■ Objective
Omit the images. Copy each entry word for word.

■ Records for the task
— Begin —

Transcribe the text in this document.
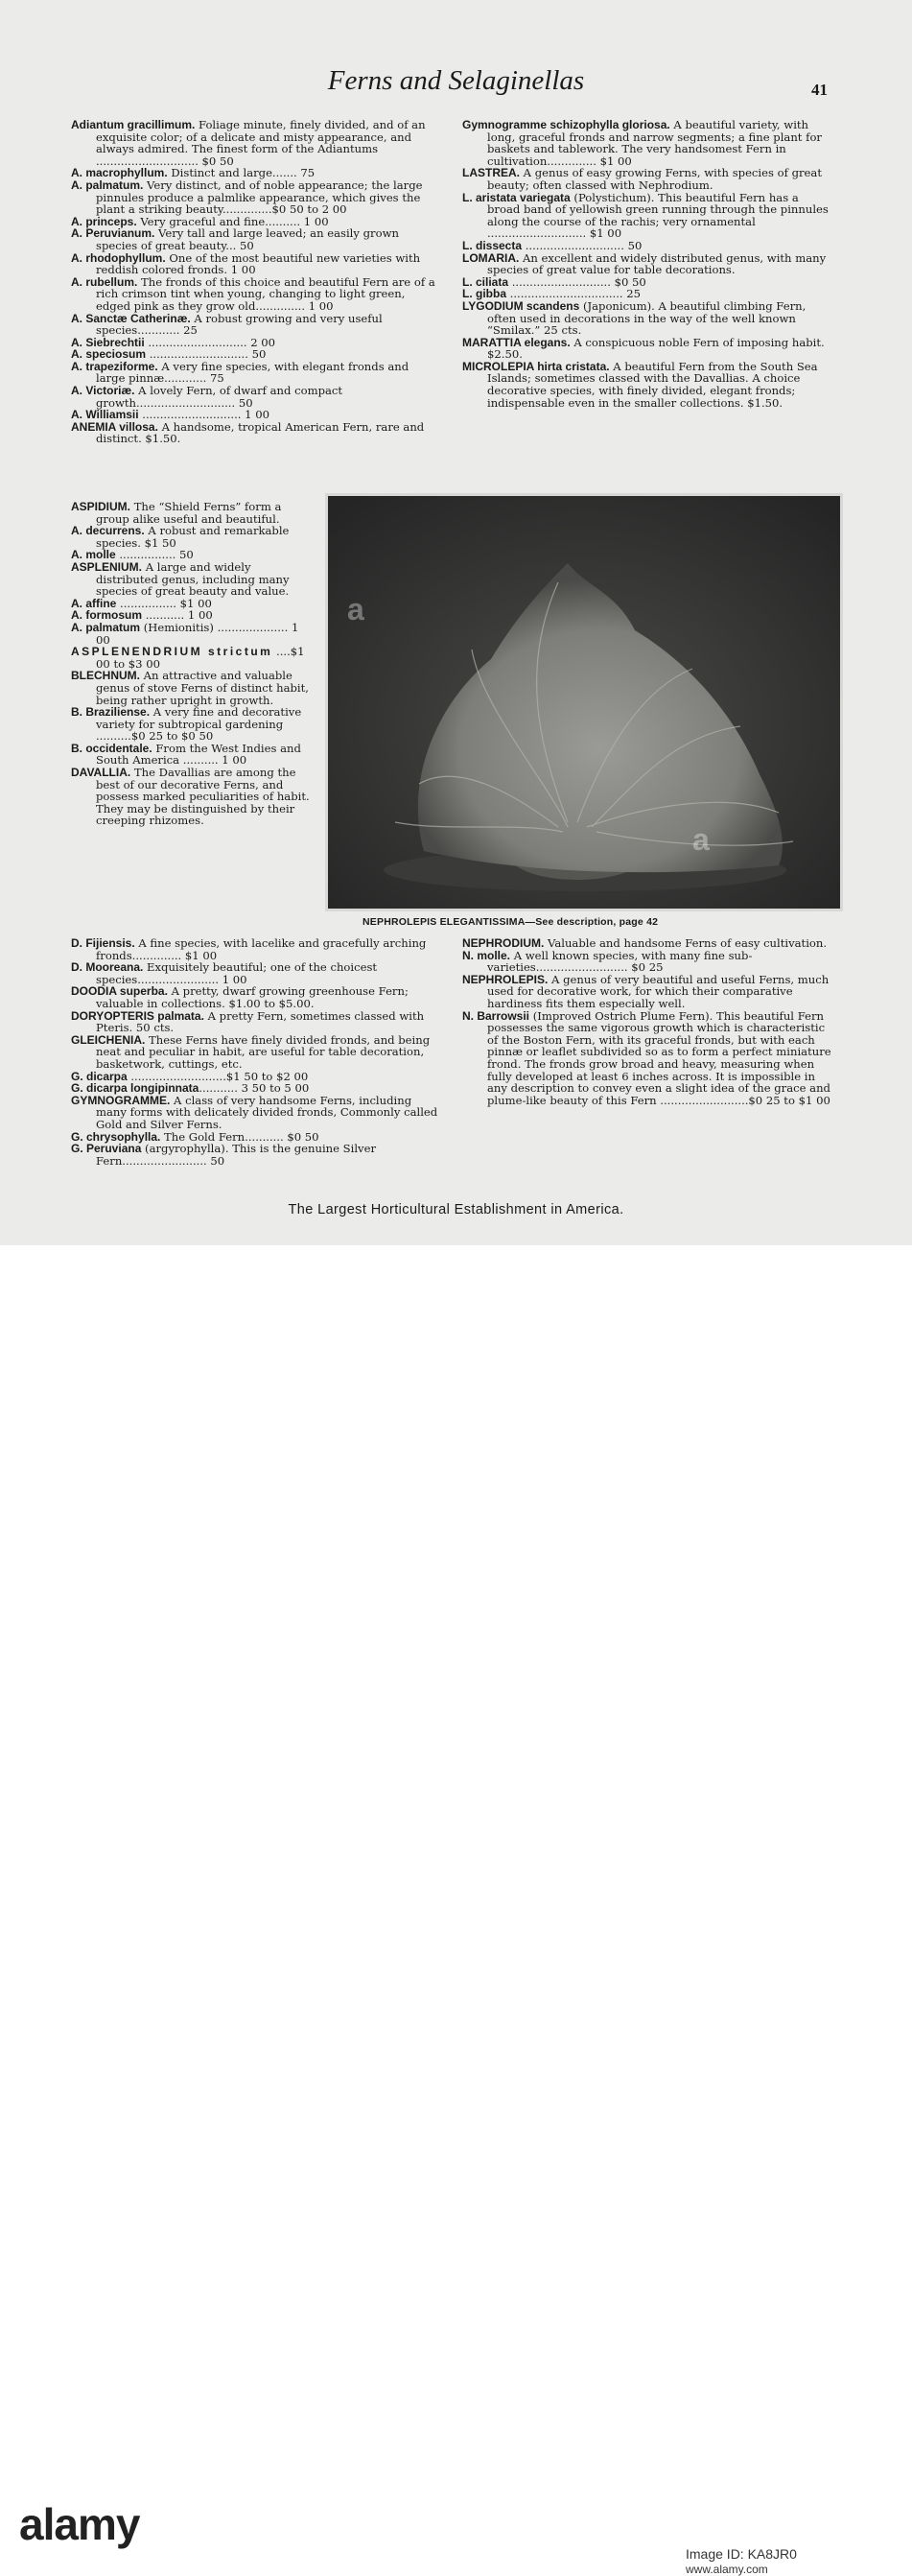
Ferns and Selaginellas	41

Adiantum gracillimum. Foliage minute, finely divided, and of an exquisite color; of a delicate and misty appearance, and always admired. The finest form of the Adiantums ............................. $0 50

A. macrophyllum. Distinct and large....... 75

A. palmatum. Very distinct, and of noble appearance; the large pinnules produce a palmlike appearance, which gives the plant a striking beauty..............$0 50 to 2 00

A. princeps. Very graceful and fine.......... 1 00

A. Peruvianum. Very tall and large leaved; an easily grown species of great beauty... 50

A. rhodophyllum. One of the most beautiful new varieties with reddish colored fronds. 1 00

A. rubellum. The fronds of this choice and beautiful Fern are of a rich crimson tint when young, changing to light green, edged pink as they grow old.............. 1 00

A. Sanctæ Catherinæ. A robust growing and very useful species............ 25

A. Siebrechtii ............................ 2 00

A. speciosum ............................ 50

A. trapeziforme. A very fine species, with elegant fronds and large pinnæ............ 75

A. Victoriæ. A lovely Fern, of dwarf and compact growth............................ 50

A. Williamsii ............................ 1 00

ANEMIA villosa. A handsome, tropical American Fern, rare and distinct. $1.50.

ASPIDIUM. The “Shield Ferns” form a group alike useful and beautiful.

A. decurrens. A robust and remarkable species. $1 50

A. molle ................ 50

ASPLENIUM. A large and widely distributed genus, including many species of great beauty and value.

A. affine ................ $1 00

A. formosum ........... 1 00

A. palmatum (Hemionitis) .................... 1 00

ASPLENENDRIUM strictum ....$1 00 to $3 00

BLECHNUM. An attractive and valuable genus of stove Ferns of distinct habit, being rather upright in growth.

B. Braziliense. A very fine and decorative variety for subtropical gardening ..........$0 25 to $0 50

B. occidentale. From the West Indies and South America .......... 1 00

DAVALLIA. The Davallias are among the best of our decorative Ferns, and possess marked peculiarities of habit. They may be distinguished by their creeping rhizomes.

D. Fijiensis. A fine species, with lacelike and gracefully arching fronds.............. $1 00

D. Mooreana. Exquisitely beautiful; one of the choicest species....................... 1 00

DOODIA superba. A pretty, dwarf growing greenhouse Fern; valuable in collections. $1.00 to $5.00.

DORYOPTERIS palmata. A pretty Fern, sometimes classed with Pteris. 50 cts.

GLEICHENIA. These Ferns have finely divided fronds, and being neat and peculiar in habit, are useful for table decoration, basketwork, cuttings, etc.

G. dicarpa ...........................$1 50 to $2 00

G. dicarpa longipinnata........... 3 50 to 5 00

GYMNOGRAMME. A class of very handsome Ferns, including many forms with delicately divided fronds, Commonly called Gold and Silver Ferns.

G. chrysophylla. The Gold Fern........... $0 50

G. Peruviana (argyrophylla). This is the genuine Silver Fern........................ 50

Gymnogramme schizophylla gloriosa. A beautiful variety, with long, graceful fronds and narrow segments; a fine plant for baskets and tablework. The very handsomest Fern in cultivation.............. $1 00

LASTREA. A genus of easy growing Ferns, with species of great beauty; often classed with Nephrodium.

L. aristata variegata (Polystichum). This beautiful Fern has a broad band of yellowish green running through the pinnules along the course of the rachis; very ornamental ............................ $1 00

L. dissecta ............................ 50

LOMARIA. An excellent and widely distributed genus, with many species of great value for table decorations.

L. ciliata ............................ $0 50

L. gibba ................................ 25

LYGODIUM scandens (Japonicum). A beautiful climbing Fern, often used in decorations in the way of the well known “Smilax.” 25 cts.

MARATTIA elegans. A conspicuous noble Fern of imposing habit. $2.50.

MICROLEPIA hirta cristata. A beautiful Fern from the South Sea Islands; sometimes classed with the Davallias. A choice decorative species, with finely divided, elegant fronds; indispensable even in the smaller collections. $1.50.

a
a
NEPHROLEPIS ELEGANTISSIMA—See description, page 42

NEPHRODIUM. Valuable and handsome Ferns of easy cultivation.

N. molle. A well known species, with many fine sub-varieties.......................... $0 25

NEPHROLEPIS. A genus of very beautiful and useful Ferns, much used for decorative work, for which their comparative hardiness fits them especially well.

N. Barrowsii (Improved Ostrich Plume Fern). This beautiful Fern possesses the same vigorous growth which is characteristic of the Boston Fern, with its graceful fronds, but with each pinnæ or leaflet subdivided so as to form a perfect miniature frond. The fronds grow broad and heavy, measuring when fully developed at least 6 inches across. It is impossible in any description to convey even a slight idea of the grace and plume-like beauty of this Fern .........................$0 25 to $1 00

The Largest Horticultural Establishment in America.
alamy
Image ID: KA8JR0
www.alamy.com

— End —

■ Answer to this exercise
Transcribe the text in this document.
Ferns and Selaginellas	41

Adiantum gracillimum. Foliage minute, finely divided, and of an exquisite color; of a delicate and misty appearance, and always admired. The finest form of the Adiantums ............................. $0 50

A. macrophyllum. Distinct and large....... 75

A. palmatum. Very distinct, and of noble appearance; the large pinnules produce a palmlike appearance, which gives the plant a striking beauty..............$0 50 to 2 00

A. princeps. Very graceful and fine.......... 1 00

A. Peruvianum. Very tall and large leaved; an easily grown species of great beauty... 50

A. rhodophyllum. One of the most beautiful new varieties with reddish colored fronds. 1 00

A. rubellum. The fronds of this choice and beautiful Fern are of a rich crimson tint when young, changing to light green, edged pink as they grow old.............. 1 00

A. Sanctæ Catherinæ. A robust growing and very useful species............ 25

A. Siebrechtii ............................ 2 00

A. speciosum ............................ 50

A. trapeziforme. A very fine species, with elegant fronds and large pinnæ............ 75

A. Victoriæ. A lovely Fern, of dwarf and compact growth............................ 50

A. Williamsii ............................ 1 00

ANEMIA villosa. A handsome, tropical American Fern, rare and distinct. $1.50.

ASPIDIUM. The “Shield Ferns” form a group alike useful and beautiful.

A. decurrens. A robust and remarkable species. $1 50

A. molle ................ 50

ASPLENIUM. A large and widely distributed genus, including many species of great beauty and value.

A. affine ................ $1 00

A. formosum ........... 1 00

A. palmatum (Hemionitis) .................... 1 00

ASPLENENDRIUM strictum ....$1 00 to $3 00

BLECHNUM. An attractive and valuable genus of stove Ferns of distinct habit, being rather upright in growth.

B. Braziliense. A very fine and decorative variety for subtropical gardening ..........$0 25 to $0 50

B. occidentale. From the West Indies and South America .......... 1 00

DAVALLIA. The Davallias are among the best of our decorative Ferns, and possess marked peculiarities of habit. They may be distinguished by their creeping rhizomes.

D. Fijiensis. A fine species, with lacelike and gracefully arching fronds.............. $1 00

D. Mooreana. Exquisitely beautiful; one of the choicest species....................... 1 00

DOODIA superba. A pretty, dwarf growing greenhouse Fern; valuable in collections. $1.00 to $5.00.

DORYOPTERIS palmata. A pretty Fern, sometimes classed with Pteris. 50 cts.

GLEICHENIA. These Ferns have finely divided fronds, and being neat and peculiar in habit, are useful for table decoration, basketwork, cuttings, etc.

G. dicarpa ...........................$1 50 to $2 00

G. dicarpa longipinnata........... 3 50 to 5 00

GYMNOGRAMME. A class of very handsome Ferns, including many forms with delicately divided fronds, Commonly called Gold and Silver Ferns.

G. chrysophylla. The Gold Fern........... $0 50

G. Peruviana (argyrophylla). This is the genuine Silver Fern........................ 50

Gymnogramme schizophylla gloriosa. A beautiful variety, with long, graceful fronds and narrow segments; a fine plant for baskets and tablework. The very handsomest Fern in cultivation.............. $1 00

LASTREA. A genus of easy growing Ferns, with species of great beauty; often classed with Nephrodium.

L. aristata variegata (Polystichum). This beautiful Fern has a broad band of yellowish green running through the pinnules along the course of the rachis; very ornamental ............................ $1 00

L. dissecta ............................ 50

LOMARIA. An excellent and widely distributed genus, with many species of great value for table decorations.

L. ciliata ............................ $0 50

L. gibba ................................ 25

LYGODIUM scandens (Japonicum). A beautiful climbing Fern, often used in decorations in the way of the well known “Smilax.” 25 cts.

MARATTIA elegans. A conspicuous noble Fern of imposing habit. $2.50.

MICROLEPIA hirta cristata. A beautiful Fern from the South Sea Islands; sometimes classed with the Davallias. A choice decorative species, with finely divided, elegant fronds; indispensable even in the smaller collections. $1.50.

a
a
NEPHROLEPIS ELEGANTISSIMA—See description, page 42

NEPHRODIUM. Valuable and handsome Ferns of easy cultivation.

N. molle. A well known species, with many fine sub-varieties.......................... $0 25

NEPHROLEPIS. A genus of very beautiful and useful Ferns, much used for decorative work, for which their comparative hardiness fits them especially well.

N. Barrowsii (Improved Ostrich Plume Fern). This beautiful Fern possesses the same vigorous growth which is characteristic of the Boston Fern, with its graceful fronds, but with each pinnæ or leaflet subdivided so as to form a perfect miniature frond. The fronds grow broad and heavy, measuring when fully developed at least 6 inches across. It is impossible in any description to convey even a slight idea of the grace and plume-like beauty of this Fern .........................$0 25 to $1 00

The Largest Horticultural Establishment in America.
alamy
Image ID: KA8JR0
www.alamy.com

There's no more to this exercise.